— BEGIN RECORDS SUPPLIED —
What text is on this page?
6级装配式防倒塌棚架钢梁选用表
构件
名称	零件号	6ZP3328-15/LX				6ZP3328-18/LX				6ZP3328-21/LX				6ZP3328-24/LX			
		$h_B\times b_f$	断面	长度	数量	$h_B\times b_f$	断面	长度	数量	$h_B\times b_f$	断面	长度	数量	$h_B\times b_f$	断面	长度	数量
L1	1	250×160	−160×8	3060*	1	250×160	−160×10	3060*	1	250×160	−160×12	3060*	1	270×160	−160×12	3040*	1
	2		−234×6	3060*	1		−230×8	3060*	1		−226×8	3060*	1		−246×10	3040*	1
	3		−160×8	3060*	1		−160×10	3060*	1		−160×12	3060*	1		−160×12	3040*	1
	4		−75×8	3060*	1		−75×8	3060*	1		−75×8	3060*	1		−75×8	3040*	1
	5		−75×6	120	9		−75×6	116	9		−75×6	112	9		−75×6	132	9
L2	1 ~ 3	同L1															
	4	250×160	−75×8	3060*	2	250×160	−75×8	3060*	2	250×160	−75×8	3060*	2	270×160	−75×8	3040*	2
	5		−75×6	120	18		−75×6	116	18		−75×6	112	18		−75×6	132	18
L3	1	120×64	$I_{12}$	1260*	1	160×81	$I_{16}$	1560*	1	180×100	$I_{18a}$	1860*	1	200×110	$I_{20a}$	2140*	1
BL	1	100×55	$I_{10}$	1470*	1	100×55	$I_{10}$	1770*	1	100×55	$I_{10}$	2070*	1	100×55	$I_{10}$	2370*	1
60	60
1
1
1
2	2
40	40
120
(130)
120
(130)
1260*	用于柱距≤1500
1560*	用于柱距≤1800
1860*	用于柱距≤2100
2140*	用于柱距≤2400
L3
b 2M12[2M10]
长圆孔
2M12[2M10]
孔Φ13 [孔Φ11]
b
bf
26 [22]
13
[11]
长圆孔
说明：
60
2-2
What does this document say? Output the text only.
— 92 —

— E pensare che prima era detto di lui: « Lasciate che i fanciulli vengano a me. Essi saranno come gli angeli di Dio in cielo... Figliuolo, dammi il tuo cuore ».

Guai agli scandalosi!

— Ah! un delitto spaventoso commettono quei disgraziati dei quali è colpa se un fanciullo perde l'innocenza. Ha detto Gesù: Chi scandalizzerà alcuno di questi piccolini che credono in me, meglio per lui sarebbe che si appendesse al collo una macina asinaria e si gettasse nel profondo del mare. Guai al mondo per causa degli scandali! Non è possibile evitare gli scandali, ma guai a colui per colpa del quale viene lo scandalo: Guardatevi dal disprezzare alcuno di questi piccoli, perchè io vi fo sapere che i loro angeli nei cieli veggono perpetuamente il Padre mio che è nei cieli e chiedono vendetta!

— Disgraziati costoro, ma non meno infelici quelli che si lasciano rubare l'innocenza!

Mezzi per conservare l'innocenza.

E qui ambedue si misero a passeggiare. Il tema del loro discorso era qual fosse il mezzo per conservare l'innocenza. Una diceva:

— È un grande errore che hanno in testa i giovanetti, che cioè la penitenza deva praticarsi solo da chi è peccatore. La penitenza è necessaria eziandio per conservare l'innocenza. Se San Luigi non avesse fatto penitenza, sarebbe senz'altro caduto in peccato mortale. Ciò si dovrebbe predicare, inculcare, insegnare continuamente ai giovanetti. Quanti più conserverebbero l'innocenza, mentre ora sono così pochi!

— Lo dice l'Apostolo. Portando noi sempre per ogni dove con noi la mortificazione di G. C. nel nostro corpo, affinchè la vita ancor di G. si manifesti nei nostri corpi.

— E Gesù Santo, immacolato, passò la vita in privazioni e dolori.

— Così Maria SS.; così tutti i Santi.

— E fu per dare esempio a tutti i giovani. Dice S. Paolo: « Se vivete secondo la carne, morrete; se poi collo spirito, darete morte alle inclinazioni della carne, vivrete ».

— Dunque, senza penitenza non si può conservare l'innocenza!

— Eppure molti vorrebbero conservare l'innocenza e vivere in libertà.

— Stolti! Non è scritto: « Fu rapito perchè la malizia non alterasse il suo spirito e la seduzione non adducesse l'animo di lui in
— END RECORDS SUPPLIED —
WHAT NEEDS TO BE DONE: Using the listing above, gather each line that holds the string "用于柱距" and copy it.

CORRECT OUTPUT:
1260*	用于柱距≤1500
1560*	用于柱距≤1800
1860*	用于柱距≤2100
2140*	用于柱距≤2400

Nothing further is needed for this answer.